Extracts from a graphics dataset
- - - -

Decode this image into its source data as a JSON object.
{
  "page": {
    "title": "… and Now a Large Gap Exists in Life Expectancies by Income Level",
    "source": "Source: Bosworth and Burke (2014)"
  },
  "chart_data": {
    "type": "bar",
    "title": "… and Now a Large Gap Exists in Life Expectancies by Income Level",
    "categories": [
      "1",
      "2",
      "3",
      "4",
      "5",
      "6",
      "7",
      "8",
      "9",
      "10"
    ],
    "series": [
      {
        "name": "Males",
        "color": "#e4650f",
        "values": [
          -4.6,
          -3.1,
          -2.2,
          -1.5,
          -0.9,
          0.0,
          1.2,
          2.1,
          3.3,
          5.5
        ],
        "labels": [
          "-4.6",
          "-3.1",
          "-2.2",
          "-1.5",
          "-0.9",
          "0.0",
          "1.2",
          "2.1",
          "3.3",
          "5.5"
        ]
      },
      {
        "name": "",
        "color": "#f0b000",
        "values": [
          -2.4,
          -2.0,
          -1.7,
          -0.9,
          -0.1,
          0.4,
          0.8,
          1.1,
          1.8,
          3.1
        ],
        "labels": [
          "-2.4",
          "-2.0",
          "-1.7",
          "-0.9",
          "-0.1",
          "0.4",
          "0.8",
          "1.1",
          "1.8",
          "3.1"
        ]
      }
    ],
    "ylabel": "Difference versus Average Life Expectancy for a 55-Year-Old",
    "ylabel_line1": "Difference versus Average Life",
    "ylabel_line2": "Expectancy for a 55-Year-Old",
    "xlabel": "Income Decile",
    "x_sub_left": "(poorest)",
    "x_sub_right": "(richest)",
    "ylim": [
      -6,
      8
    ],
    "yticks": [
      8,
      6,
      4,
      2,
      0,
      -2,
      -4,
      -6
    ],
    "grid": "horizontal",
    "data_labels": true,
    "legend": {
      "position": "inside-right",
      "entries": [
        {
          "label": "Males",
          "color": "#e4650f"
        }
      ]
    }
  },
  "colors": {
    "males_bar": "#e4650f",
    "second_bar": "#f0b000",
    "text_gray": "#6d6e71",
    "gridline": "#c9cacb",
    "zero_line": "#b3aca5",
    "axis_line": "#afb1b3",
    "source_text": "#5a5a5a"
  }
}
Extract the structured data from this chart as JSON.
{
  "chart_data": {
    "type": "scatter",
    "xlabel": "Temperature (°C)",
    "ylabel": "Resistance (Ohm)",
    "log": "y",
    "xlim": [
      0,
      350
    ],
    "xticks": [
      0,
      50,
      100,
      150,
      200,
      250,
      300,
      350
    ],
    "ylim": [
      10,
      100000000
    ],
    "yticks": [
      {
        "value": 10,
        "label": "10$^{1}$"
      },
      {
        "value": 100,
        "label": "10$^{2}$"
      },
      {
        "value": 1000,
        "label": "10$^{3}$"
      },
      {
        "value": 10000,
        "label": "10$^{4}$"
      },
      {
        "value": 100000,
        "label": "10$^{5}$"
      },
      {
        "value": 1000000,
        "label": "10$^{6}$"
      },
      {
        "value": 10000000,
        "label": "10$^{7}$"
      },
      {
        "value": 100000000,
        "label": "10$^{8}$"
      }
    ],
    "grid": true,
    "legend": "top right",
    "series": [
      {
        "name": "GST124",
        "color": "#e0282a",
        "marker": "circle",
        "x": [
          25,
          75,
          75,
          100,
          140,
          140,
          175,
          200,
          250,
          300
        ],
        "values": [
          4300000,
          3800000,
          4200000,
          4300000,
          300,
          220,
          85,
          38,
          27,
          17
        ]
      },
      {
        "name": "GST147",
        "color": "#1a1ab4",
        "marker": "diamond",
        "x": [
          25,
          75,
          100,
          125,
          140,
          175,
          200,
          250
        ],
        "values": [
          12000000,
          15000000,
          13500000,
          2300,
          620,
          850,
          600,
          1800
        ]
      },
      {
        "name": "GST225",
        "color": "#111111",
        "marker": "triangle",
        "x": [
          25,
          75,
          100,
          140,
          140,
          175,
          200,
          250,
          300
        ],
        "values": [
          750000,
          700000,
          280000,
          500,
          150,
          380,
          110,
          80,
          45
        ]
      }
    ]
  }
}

- - - -

- **TASK TO CARRY OUT**
All lines above containing the string "Difference" are to be collected.

- **TASK RESPONSE**
    "ylabel": "Difference versus Average Life Expectancy for a 55-Year-Old",
    "ylabel_line1": "Difference versus Average Life",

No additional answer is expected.